TASK DETAILS: Write out all the entries word for word and omit any pictures.

[Part of a data file]
----------------------------------------
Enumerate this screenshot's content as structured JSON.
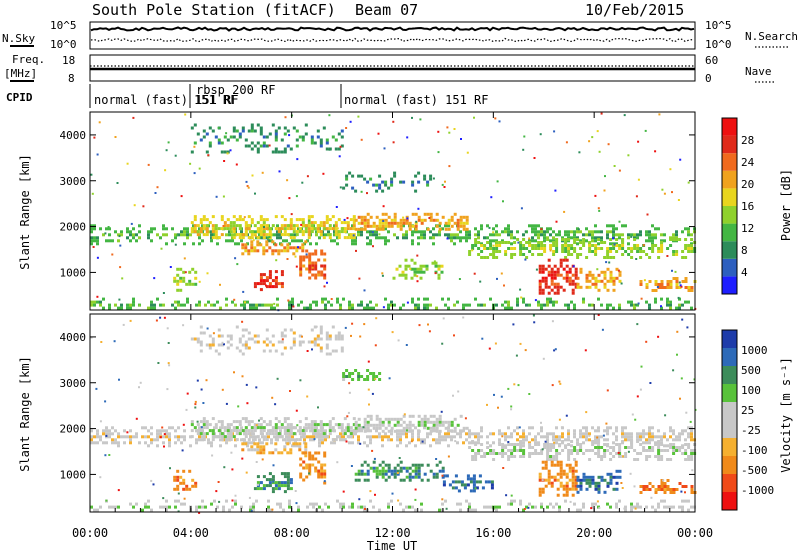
{
  "header": {
    "station": "South Pole Station (fitACF)",
    "beam": "Beam 07",
    "date": "10/Feb/2015"
  },
  "top_panels": {
    "nsky_label": "N.Sky",
    "nsky_ticks": [
      "10^5",
      "10^0"
    ],
    "nsearch_label": "N.Search",
    "freq_label_1": "Freq.",
    "freq_label_2": "[MHz]",
    "freq_ticks": [
      "18",
      "8"
    ],
    "nave_label": "Nave",
    "nave_ticks": [
      "60",
      "0"
    ],
    "cpid_label": "CPID",
    "cpid_segments": [
      {
        "label": "normal (fast) 151 RF",
        "start": 0,
        "end": 4.0
      },
      {
        "label": "rbsp 200 RF",
        "start": 4.0,
        "end": 10.0
      },
      {
        "label": "normal (fast) 151 RF",
        "start": 10.0,
        "end": 24
      }
    ],
    "cpid_overlap_label": "151 RF"
  },
  "colors": {
    "power": [
      "#1e1eff",
      "#2d5fbf",
      "#2c8c5a",
      "#43b643",
      "#8fd12c",
      "#e8d51e",
      "#f0a21e",
      "#f06a1e",
      "#e02a1a",
      "#ee1010"
    ],
    "velocity": [
      "#ee1010",
      "#f04a18",
      "#f08a1a",
      "#f5b030",
      "#c8c8c8",
      "#c8c8c8",
      "#58c23a",
      "#3c8c5a",
      "#2d6ab8",
      "#1e3caa"
    ]
  },
  "chart_data": [
    {
      "type": "heatmap",
      "name": "power",
      "xlabel": "",
      "ylabel": "Slant Range [km]",
      "xlim": [
        0,
        24
      ],
      "ylim": [
        180,
        4500
      ],
      "yticks": [
        "1000",
        "2000",
        "3000",
        "4000"
      ],
      "colorbar_label": "Power [dB]",
      "colorbar_ticks": [
        "4",
        "8",
        "12",
        "16",
        "20",
        "24",
        "28"
      ],
      "bands": [
        {
          "t0": 0.0,
          "t1": 24.0,
          "r0": 1650,
          "r1": 2050,
          "density": 0.55,
          "level": 3
        },
        {
          "t0": 4.0,
          "t1": 10.5,
          "r0": 1750,
          "r1": 2250,
          "density": 0.75,
          "level": 5
        },
        {
          "t0": 10.5,
          "t1": 15.0,
          "r0": 1950,
          "r1": 2300,
          "density": 0.7,
          "level": 6
        },
        {
          "t0": 15.0,
          "t1": 24.0,
          "r0": 1350,
          "r1": 1750,
          "density": 0.65,
          "level": 4
        },
        {
          "t0": 4.0,
          "t1": 10.0,
          "r0": 3650,
          "r1": 4250,
          "density": 0.35,
          "level": 2
        },
        {
          "t0": 10.0,
          "t1": 13.5,
          "r0": 2750,
          "r1": 3200,
          "density": 0.3,
          "level": 2
        },
        {
          "t0": 6.0,
          "t1": 8.5,
          "r0": 1400,
          "r1": 1700,
          "density": 0.6,
          "level": 6
        },
        {
          "t0": 6.5,
          "t1": 7.6,
          "r0": 600,
          "r1": 1050,
          "density": 0.7,
          "level": 8
        },
        {
          "t0": 8.3,
          "t1": 9.3,
          "r0": 800,
          "r1": 1500,
          "density": 0.7,
          "level": 7
        },
        {
          "t0": 3.3,
          "t1": 4.2,
          "r0": 600,
          "r1": 1100,
          "density": 0.5,
          "level": 4
        },
        {
          "t0": 12.0,
          "t1": 14.0,
          "r0": 850,
          "r1": 1300,
          "density": 0.55,
          "level": 4
        },
        {
          "t0": 17.8,
          "t1": 19.3,
          "r0": 550,
          "r1": 1300,
          "density": 0.75,
          "level": 8
        },
        {
          "t0": 19.3,
          "t1": 21.0,
          "r0": 600,
          "r1": 1100,
          "density": 0.6,
          "level": 6
        },
        {
          "t0": 21.8,
          "t1": 24.0,
          "r0": 600,
          "r1": 900,
          "density": 0.55,
          "level": 6
        },
        {
          "t0": 0.0,
          "t1": 24.0,
          "r0": 190,
          "r1": 450,
          "density": 0.4,
          "level": 3
        }
      ]
    },
    {
      "type": "heatmap",
      "name": "velocity",
      "xlabel": "Time UT",
      "ylabel": "Slant Range [km]",
      "xlim": [
        0,
        24
      ],
      "ylim": [
        180,
        4500
      ],
      "xticks": [
        "00:00",
        "04:00",
        "08:00",
        "12:00",
        "16:00",
        "20:00",
        "00:00"
      ],
      "yticks": [
        "1000",
        "2000",
        "3000",
        "4000"
      ],
      "colorbar_label": "Velocity [m s⁻¹]",
      "colorbar_ticks": [
        "-1000",
        "-500",
        "-100",
        "-25",
        "25",
        "100",
        "500",
        "1000"
      ],
      "bands": [
        {
          "t0": 0.0,
          "t1": 24.0,
          "r0": 1650,
          "r1": 2050,
          "density": 0.6,
          "level": 4
        },
        {
          "t0": 4.0,
          "t1": 10.5,
          "r0": 1750,
          "r1": 2250,
          "density": 0.75,
          "level": 5
        },
        {
          "t0": 10.5,
          "t1": 15.0,
          "r0": 1950,
          "r1": 2300,
          "density": 0.7,
          "level": 5
        },
        {
          "t0": 15.0,
          "t1": 24.0,
          "r0": 1350,
          "r1": 1750,
          "density": 0.65,
          "level": 5
        },
        {
          "t0": 4.0,
          "t1": 10.0,
          "r0": 3650,
          "r1": 4250,
          "density": 0.35,
          "level": 4
        },
        {
          "t0": 10.0,
          "t1": 11.5,
          "r0": 3050,
          "r1": 3300,
          "density": 0.5,
          "level": 6
        },
        {
          "t0": 6.0,
          "t1": 8.5,
          "r0": 1400,
          "r1": 1700,
          "density": 0.5,
          "level": 3
        },
        {
          "t0": 6.5,
          "t1": 8.0,
          "r0": 600,
          "r1": 1050,
          "density": 0.6,
          "level": 7
        },
        {
          "t0": 8.3,
          "t1": 9.3,
          "r0": 800,
          "r1": 1500,
          "density": 0.6,
          "level": 2
        },
        {
          "t0": 3.3,
          "t1": 4.2,
          "r0": 600,
          "r1": 1100,
          "density": 0.5,
          "level": 2
        },
        {
          "t0": 10.5,
          "t1": 14.0,
          "r0": 850,
          "r1": 1300,
          "density": 0.55,
          "level": 7
        },
        {
          "t0": 14.0,
          "t1": 16.0,
          "r0": 650,
          "r1": 1000,
          "density": 0.6,
          "level": 8
        },
        {
          "t0": 17.8,
          "t1": 19.3,
          "r0": 550,
          "r1": 1300,
          "density": 0.7,
          "level": 2
        },
        {
          "t0": 19.3,
          "t1": 21.0,
          "r0": 600,
          "r1": 1100,
          "density": 0.6,
          "level": 8
        },
        {
          "t0": 21.8,
          "t1": 24.0,
          "r0": 600,
          "r1": 900,
          "density": 0.55,
          "level": 2
        },
        {
          "t0": 0.0,
          "t1": 24.0,
          "r0": 190,
          "r1": 450,
          "density": 0.35,
          "level": 5
        }
      ]
    }
  ]
}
----------------------------------------
CORRECT ANSWER:
Enumerate this screenshot's content as structured JSON.
{
  "header": {
    "station": "South Pole Station (fitACF)",
    "beam": "Beam 07",
    "date": "10/Feb/2015"
  },
  "top_panels": {
    "nsky_label": "N.Sky",
    "nsky_ticks": [
      "10^5",
      "10^0"
    ],
    "nsearch_label": "N.Search",
    "freq_label_1": "Freq.",
    "freq_label_2": "[MHz]",
    "freq_ticks": [
      "18",
      "8"
    ],
    "nave_label": "Nave",
    "nave_ticks": [
      "60",
      "0"
    ],
    "cpid_label": "CPID",
    "cpid_segments": [
      {
        "label": "normal (fast) 151 RF",
        "start": 0,
        "end": 4.0
      },
      {
        "label": "rbsp 200 RF",
        "start": 4.0,
        "end": 10.0
      },
      {
        "label": "normal (fast) 151 RF",
        "start": 10.0,
        "end": 24
      }
    ],
    "cpid_overlap_label": "151 RF"
  },
  "colors": {
    "power": [
      "#1e1eff",
      "#2d5fbf",
      "#2c8c5a",
      "#43b643",
      "#8fd12c",
      "#e8d51e",
      "#f0a21e",
      "#f06a1e",
      "#e02a1a",
      "#ee1010"
    ],
    "velocity": [
      "#ee1010",
      "#f04a18",
      "#f08a1a",
      "#f5b030",
      "#c8c8c8",
      "#c8c8c8",
      "#58c23a",
      "#3c8c5a",
      "#2d6ab8",
      "#1e3caa"
    ]
  },
  "chart_data": [
    {
      "type": "heatmap",
      "name": "power",
      "xlabel": "",
      "ylabel": "Slant Range [km]",
      "xlim": [
        0,
        24
      ],
      "ylim": [
        180,
        4500
      ],
      "yticks": [
        "1000",
        "2000",
        "3000",
        "4000"
      ],
      "colorbar_label": "Power [dB]",
      "colorbar_ticks": [
        "4",
        "8",
        "12",
        "16",
        "20",
        "24",
        "28"
      ],
      "bands": [
        {
          "t0": 0.0,
          "t1": 24.0,
          "r0": 1650,
          "r1": 2050,
          "density": 0.55,
          "level": 3
        },
        {
          "t0": 4.0,
          "t1": 10.5,
          "r0": 1750,
          "r1": 2250,
          "density": 0.75,
          "level": 5
        },
        {
          "t0": 10.5,
          "t1": 15.0,
          "r0": 1950,
          "r1": 2300,
          "density": 0.7,
          "level": 6
        },
        {
          "t0": 15.0,
          "t1": 24.0,
          "r0": 1350,
          "r1": 1750,
          "density": 0.65,
          "level": 4
        },
        {
          "t0": 4.0,
          "t1": 10.0,
          "r0": 3650,
          "r1": 4250,
          "density": 0.35,
          "level": 2
        },
        {
          "t0": 10.0,
          "t1": 13.5,
          "r0": 2750,
          "r1": 3200,
          "density": 0.3,
          "level": 2
        },
        {
          "t0": 6.0,
          "t1": 8.5,
          "r0": 1400,
          "r1": 1700,
          "density": 0.6,
          "level": 6
        },
        {
          "t0": 6.5,
          "t1": 7.6,
          "r0": 600,
          "r1": 1050,
          "density": 0.7,
          "level": 8
        },
        {
          "t0": 8.3,
          "t1": 9.3,
          "r0": 800,
          "r1": 1500,
          "density": 0.7,
          "level": 7
        },
        {
          "t0": 3.3,
          "t1": 4.2,
          "r0": 600,
          "r1": 1100,
          "density": 0.5,
          "level": 4
        },
        {
          "t0": 12.0,
          "t1": 14.0,
          "r0": 850,
          "r1": 1300,
          "density": 0.55,
          "level": 4
        },
        {
          "t0": 17.8,
          "t1": 19.3,
          "r0": 550,
          "r1": 1300,
          "density": 0.75,
          "level": 8
        },
        {
          "t0": 19.3,
          "t1": 21.0,
          "r0": 600,
          "r1": 1100,
          "density": 0.6,
          "level": 6
        },
        {
          "t0": 21.8,
          "t1": 24.0,
          "r0": 600,
          "r1": 900,
          "density": 0.55,
          "level": 6
        },
        {
          "t0": 0.0,
          "t1": 24.0,
          "r0": 190,
          "r1": 450,
          "density": 0.4,
          "level": 3
        }
      ]
    },
    {
      "type": "heatmap",
      "name": "velocity",
      "xlabel": "Time UT",
      "ylabel": "Slant Range [km]",
      "xlim": [
        0,
        24
      ],
      "ylim": [
        180,
        4500
      ],
      "xticks": [
        "00:00",
        "04:00",
        "08:00",
        "12:00",
        "16:00",
        "20:00",
        "00:00"
      ],
      "yticks": [
        "1000",
        "2000",
        "3000",
        "4000"
      ],
      "colorbar_label": "Velocity [m s⁻¹]",
      "colorbar_ticks": [
        "-1000",
        "-500",
        "-100",
        "-25",
        "25",
        "100",
        "500",
        "1000"
      ],
      "bands": [
        {
          "t0": 0.0,
          "t1": 24.0,
          "r0": 1650,
          "r1": 2050,
          "density": 0.6,
          "level": 4
        },
        {
          "t0": 4.0,
          "t1": 10.5,
          "r0": 1750,
          "r1": 2250,
          "density": 0.75,
          "level": 5
        },
        {
          "t0": 10.5,
          "t1": 15.0,
          "r0": 1950,
          "r1": 2300,
          "density": 0.7,
          "level": 5
        },
        {
          "t0": 15.0,
          "t1": 24.0,
          "r0": 1350,
          "r1": 1750,
          "density": 0.65,
          "level": 5
        },
        {
          "t0": 4.0,
          "t1": 10.0,
          "r0": 3650,
          "r1": 4250,
          "density": 0.35,
          "level": 4
        },
        {
          "t0": 10.0,
          "t1": 11.5,
          "r0": 3050,
          "r1": 3300,
          "density": 0.5,
          "level": 6
        },
        {
          "t0": 6.0,
          "t1": 8.5,
          "r0": 1400,
          "r1": 1700,
          "density": 0.5,
          "level": 3
        },
        {
          "t0": 6.5,
          "t1": 8.0,
          "r0": 600,
          "r1": 1050,
          "density": 0.6,
          "level": 7
        },
        {
          "t0": 8.3,
          "t1": 9.3,
          "r0": 800,
          "r1": 1500,
          "density": 0.6,
          "level": 2
        },
        {
          "t0": 3.3,
          "t1": 4.2,
          "r0": 600,
          "r1": 1100,
          "density": 0.5,
          "level": 2
        },
        {
          "t0": 10.5,
          "t1": 14.0,
          "r0": 850,
          "r1": 1300,
          "density": 0.55,
          "level": 7
        },
        {
          "t0": 14.0,
          "t1": 16.0,
          "r0": 650,
          "r1": 1000,
          "density": 0.6,
          "level": 8
        },
        {
          "t0": 17.8,
          "t1": 19.3,
          "r0": 550,
          "r1": 1300,
          "density": 0.7,
          "level": 2
        },
        {
          "t0": 19.3,
          "t1": 21.0,
          "r0": 600,
          "r1": 1100,
          "density": 0.6,
          "level": 8
        },
        {
          "t0": 21.8,
          "t1": 24.0,
          "r0": 600,
          "r1": 900,
          "density": 0.55,
          "level": 2
        },
        {
          "t0": 0.0,
          "t1": 24.0,
          "r0": 190,
          "r1": 450,
          "density": 0.35,
          "level": 5
        }
      ]
    }
  ]
}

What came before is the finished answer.